Exercise objective »
Work through the data line by line, gathering every line that has the word "CANCELAR".

Data records:
╭──

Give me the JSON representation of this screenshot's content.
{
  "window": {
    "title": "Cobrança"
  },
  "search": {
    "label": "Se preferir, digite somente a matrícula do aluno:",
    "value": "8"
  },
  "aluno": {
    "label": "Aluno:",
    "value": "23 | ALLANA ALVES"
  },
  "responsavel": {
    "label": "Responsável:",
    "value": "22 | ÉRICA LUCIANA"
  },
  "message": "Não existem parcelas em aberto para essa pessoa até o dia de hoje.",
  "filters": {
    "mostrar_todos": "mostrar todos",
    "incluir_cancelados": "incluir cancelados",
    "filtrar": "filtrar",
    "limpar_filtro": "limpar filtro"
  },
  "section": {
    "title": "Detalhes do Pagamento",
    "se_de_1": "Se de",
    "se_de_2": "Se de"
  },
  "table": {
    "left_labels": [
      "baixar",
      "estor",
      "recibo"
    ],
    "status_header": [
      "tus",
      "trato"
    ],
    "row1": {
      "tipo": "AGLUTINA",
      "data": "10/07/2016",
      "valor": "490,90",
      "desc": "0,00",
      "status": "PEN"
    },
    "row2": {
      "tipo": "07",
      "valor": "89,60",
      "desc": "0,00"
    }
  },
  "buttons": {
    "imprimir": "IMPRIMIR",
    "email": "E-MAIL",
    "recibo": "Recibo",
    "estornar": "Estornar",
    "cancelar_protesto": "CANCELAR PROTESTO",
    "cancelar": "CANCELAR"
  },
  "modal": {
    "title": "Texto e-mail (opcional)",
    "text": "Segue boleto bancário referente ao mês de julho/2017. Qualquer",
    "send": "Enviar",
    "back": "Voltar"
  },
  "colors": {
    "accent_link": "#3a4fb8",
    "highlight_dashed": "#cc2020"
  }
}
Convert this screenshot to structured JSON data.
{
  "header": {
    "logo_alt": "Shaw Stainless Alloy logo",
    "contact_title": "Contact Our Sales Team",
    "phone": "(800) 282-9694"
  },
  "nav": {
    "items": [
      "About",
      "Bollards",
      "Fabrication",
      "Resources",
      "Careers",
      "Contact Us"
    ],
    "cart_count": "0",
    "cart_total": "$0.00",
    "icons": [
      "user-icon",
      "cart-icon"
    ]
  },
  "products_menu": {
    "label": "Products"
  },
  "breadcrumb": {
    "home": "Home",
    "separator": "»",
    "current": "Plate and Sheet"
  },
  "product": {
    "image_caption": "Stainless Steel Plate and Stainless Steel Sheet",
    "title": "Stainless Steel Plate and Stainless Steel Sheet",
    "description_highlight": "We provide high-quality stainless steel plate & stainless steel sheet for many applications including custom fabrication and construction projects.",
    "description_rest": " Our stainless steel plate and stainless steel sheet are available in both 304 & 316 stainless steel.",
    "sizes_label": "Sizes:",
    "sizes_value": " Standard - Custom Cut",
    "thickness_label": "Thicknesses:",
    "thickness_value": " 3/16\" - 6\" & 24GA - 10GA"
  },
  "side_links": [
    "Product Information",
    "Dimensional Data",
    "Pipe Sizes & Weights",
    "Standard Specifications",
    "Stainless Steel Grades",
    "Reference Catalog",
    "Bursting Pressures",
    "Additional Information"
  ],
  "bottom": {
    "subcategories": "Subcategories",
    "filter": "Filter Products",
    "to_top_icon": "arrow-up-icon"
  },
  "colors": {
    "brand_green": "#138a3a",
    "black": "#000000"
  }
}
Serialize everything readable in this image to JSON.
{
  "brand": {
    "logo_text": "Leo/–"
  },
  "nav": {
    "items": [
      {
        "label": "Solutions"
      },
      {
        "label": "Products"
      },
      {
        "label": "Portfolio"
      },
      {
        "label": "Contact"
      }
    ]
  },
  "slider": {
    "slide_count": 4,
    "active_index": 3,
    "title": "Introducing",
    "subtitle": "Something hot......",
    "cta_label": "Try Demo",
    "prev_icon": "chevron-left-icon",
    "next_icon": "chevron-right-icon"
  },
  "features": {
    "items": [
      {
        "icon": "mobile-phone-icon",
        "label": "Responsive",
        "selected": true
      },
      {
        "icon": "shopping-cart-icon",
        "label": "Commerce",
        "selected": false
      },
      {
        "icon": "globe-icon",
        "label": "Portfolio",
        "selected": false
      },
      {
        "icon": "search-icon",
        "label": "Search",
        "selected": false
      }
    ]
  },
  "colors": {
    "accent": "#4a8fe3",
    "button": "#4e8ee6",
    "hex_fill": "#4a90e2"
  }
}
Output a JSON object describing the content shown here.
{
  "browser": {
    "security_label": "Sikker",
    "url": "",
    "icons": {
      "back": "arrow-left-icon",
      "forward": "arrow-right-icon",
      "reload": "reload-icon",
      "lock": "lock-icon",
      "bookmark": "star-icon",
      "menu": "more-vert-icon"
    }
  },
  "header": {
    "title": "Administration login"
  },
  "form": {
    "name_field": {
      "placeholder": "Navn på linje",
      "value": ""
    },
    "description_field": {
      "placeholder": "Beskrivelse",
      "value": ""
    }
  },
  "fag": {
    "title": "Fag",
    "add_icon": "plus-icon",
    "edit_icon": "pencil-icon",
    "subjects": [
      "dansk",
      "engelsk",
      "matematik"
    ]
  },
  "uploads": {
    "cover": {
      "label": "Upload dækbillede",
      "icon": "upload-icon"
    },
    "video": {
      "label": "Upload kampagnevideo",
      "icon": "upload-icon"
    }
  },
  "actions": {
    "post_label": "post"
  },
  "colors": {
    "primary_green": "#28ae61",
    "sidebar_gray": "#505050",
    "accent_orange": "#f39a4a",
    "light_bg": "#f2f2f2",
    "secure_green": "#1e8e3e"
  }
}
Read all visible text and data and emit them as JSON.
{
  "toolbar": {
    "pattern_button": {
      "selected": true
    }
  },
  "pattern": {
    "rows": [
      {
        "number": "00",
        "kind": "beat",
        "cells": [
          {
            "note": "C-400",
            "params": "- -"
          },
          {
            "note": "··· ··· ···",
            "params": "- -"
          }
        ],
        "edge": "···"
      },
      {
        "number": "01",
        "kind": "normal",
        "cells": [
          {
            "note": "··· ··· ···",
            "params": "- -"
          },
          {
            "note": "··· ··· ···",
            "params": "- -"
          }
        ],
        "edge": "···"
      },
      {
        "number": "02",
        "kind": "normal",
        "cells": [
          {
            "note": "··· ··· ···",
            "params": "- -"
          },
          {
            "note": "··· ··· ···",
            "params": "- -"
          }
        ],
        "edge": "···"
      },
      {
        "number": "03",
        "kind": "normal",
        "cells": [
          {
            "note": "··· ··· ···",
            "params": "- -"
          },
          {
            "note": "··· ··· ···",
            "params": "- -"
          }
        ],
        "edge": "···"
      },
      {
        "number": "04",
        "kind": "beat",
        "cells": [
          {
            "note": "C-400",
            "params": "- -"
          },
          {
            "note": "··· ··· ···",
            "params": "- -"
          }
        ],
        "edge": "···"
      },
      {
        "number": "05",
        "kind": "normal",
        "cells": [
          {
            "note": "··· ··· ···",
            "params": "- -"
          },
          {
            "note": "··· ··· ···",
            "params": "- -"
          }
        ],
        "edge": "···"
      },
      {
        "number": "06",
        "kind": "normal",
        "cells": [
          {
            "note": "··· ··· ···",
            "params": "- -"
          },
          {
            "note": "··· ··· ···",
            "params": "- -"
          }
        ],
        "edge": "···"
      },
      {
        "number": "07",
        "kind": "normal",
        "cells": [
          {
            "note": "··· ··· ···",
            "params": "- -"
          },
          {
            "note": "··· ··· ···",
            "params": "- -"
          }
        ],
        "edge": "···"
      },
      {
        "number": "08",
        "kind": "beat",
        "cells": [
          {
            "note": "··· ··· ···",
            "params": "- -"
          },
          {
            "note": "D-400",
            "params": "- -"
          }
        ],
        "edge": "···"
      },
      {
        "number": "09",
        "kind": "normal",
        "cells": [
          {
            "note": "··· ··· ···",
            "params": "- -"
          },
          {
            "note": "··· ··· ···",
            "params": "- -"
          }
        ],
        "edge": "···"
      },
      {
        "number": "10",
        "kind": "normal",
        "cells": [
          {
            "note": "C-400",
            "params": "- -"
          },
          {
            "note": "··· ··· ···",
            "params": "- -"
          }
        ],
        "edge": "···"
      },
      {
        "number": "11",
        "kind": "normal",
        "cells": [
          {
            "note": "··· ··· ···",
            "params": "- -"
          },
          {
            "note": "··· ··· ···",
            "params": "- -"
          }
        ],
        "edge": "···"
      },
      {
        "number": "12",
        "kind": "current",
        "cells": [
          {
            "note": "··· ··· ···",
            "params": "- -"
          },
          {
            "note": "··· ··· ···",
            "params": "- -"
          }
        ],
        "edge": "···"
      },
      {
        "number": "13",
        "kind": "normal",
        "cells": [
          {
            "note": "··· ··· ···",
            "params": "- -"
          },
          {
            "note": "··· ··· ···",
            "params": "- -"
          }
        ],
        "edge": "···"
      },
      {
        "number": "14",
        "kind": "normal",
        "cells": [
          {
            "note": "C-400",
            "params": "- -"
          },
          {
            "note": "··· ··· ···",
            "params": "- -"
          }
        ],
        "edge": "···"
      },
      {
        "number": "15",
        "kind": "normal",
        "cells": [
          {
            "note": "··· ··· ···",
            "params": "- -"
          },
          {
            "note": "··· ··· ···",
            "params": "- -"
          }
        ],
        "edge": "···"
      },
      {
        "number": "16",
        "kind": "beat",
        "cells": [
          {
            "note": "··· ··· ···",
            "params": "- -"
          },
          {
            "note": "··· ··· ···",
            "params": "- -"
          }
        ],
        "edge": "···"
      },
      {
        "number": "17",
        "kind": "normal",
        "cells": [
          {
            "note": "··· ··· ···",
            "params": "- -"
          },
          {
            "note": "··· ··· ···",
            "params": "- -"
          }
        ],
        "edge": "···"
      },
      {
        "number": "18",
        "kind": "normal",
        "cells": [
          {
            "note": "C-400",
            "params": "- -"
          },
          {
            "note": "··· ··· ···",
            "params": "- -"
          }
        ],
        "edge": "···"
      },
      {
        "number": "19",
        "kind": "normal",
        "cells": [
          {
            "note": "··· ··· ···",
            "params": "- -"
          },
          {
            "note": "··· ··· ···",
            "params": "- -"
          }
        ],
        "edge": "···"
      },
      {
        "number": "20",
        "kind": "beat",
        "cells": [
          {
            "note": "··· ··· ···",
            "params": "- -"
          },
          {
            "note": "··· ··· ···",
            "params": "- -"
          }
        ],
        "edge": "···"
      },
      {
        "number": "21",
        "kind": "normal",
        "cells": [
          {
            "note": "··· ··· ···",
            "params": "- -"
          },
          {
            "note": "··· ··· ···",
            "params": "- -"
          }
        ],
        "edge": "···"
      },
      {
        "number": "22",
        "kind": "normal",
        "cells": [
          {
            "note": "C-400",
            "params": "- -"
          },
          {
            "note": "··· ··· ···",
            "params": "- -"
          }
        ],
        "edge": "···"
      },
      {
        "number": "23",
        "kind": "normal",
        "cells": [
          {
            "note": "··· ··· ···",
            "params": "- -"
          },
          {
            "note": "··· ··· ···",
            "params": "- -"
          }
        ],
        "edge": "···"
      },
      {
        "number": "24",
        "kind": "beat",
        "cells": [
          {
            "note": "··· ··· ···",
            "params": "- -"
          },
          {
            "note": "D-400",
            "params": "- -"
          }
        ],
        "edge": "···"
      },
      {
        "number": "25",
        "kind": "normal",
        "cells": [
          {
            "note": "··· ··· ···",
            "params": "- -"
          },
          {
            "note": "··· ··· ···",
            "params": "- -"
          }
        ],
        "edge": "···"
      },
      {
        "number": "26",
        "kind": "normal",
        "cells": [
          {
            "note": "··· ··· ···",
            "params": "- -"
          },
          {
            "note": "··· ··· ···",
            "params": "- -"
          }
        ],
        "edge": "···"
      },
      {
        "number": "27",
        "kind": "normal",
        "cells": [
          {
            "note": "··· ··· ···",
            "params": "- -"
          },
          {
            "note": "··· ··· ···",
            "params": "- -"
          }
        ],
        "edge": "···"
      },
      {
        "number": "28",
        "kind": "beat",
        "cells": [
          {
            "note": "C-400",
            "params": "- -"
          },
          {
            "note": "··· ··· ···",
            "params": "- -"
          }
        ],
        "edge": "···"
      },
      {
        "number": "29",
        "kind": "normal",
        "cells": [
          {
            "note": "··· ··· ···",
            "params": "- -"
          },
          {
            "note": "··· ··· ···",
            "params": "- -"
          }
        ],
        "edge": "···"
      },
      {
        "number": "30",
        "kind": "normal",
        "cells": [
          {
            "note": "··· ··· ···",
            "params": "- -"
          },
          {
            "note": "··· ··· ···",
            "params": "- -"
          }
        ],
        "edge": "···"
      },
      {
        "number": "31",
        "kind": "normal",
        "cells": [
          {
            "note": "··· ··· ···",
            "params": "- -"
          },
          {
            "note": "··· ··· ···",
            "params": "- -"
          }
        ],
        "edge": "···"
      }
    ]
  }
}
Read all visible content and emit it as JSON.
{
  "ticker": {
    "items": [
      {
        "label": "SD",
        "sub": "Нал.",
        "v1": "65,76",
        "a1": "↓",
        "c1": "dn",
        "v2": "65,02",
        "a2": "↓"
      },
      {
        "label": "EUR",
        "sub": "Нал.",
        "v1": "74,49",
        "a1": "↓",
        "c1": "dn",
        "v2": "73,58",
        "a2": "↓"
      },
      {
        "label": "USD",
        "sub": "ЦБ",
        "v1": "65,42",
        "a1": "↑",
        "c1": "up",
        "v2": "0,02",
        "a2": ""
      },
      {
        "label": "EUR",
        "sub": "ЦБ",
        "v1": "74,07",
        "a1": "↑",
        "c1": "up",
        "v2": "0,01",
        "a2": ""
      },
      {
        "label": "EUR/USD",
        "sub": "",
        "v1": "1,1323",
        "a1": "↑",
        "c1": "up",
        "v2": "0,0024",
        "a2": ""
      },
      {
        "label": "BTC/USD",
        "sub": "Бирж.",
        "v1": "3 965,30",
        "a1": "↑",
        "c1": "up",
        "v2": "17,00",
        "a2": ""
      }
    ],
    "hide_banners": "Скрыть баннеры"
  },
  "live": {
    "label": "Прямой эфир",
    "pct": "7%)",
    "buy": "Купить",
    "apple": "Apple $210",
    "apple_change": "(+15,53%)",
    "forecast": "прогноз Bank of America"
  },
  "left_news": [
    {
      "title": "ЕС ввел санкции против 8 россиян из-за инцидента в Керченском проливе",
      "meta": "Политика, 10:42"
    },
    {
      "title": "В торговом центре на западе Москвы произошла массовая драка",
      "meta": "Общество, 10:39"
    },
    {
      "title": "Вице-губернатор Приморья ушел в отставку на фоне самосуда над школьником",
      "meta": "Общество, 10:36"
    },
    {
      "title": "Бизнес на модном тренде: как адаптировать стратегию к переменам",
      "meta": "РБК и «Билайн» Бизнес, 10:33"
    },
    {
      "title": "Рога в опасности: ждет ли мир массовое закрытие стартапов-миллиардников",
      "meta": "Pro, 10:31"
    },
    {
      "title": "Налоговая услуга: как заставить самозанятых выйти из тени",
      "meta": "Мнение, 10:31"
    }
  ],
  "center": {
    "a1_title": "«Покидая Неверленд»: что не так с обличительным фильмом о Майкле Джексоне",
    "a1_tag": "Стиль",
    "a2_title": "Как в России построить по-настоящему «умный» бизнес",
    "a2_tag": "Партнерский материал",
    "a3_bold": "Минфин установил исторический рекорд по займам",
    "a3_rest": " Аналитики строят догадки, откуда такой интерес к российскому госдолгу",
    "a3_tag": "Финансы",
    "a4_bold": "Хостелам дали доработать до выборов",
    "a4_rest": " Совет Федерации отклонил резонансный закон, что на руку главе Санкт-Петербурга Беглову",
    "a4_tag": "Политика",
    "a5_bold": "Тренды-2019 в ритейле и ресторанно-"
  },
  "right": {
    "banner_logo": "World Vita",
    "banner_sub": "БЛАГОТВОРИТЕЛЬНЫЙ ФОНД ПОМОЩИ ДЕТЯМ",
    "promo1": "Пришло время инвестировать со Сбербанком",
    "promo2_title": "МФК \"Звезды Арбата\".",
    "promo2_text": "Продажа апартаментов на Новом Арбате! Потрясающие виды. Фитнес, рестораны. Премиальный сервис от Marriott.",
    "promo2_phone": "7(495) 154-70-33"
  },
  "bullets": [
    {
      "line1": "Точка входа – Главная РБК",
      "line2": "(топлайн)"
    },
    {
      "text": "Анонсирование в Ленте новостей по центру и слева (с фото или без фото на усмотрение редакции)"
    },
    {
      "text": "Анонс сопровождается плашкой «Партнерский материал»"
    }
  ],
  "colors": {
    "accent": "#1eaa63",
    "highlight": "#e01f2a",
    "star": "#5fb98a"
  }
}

╰──

Exercise response »
    "cancelar_protesto": "CANCELAR PROTESTO",
    "cancelar": "CANCELAR"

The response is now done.